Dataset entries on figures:

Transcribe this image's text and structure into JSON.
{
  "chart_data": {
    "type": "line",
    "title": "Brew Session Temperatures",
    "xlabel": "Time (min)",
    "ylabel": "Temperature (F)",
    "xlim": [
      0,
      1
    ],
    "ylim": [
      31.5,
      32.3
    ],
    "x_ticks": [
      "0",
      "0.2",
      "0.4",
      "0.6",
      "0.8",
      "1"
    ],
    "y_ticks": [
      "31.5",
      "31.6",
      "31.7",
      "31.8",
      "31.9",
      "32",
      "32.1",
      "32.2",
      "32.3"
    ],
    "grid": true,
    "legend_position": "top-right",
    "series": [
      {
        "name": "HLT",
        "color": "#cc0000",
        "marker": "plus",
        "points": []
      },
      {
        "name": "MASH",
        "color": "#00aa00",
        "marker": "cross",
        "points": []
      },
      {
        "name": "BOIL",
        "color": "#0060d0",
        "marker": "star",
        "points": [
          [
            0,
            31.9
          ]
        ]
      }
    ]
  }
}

__Exercise directions__
Pull out every line of the records that includes the string "color".

__Result of the exercise__
        "color": "#cc0000",
        "color": "#00aa00",
        "color": "#0060d0",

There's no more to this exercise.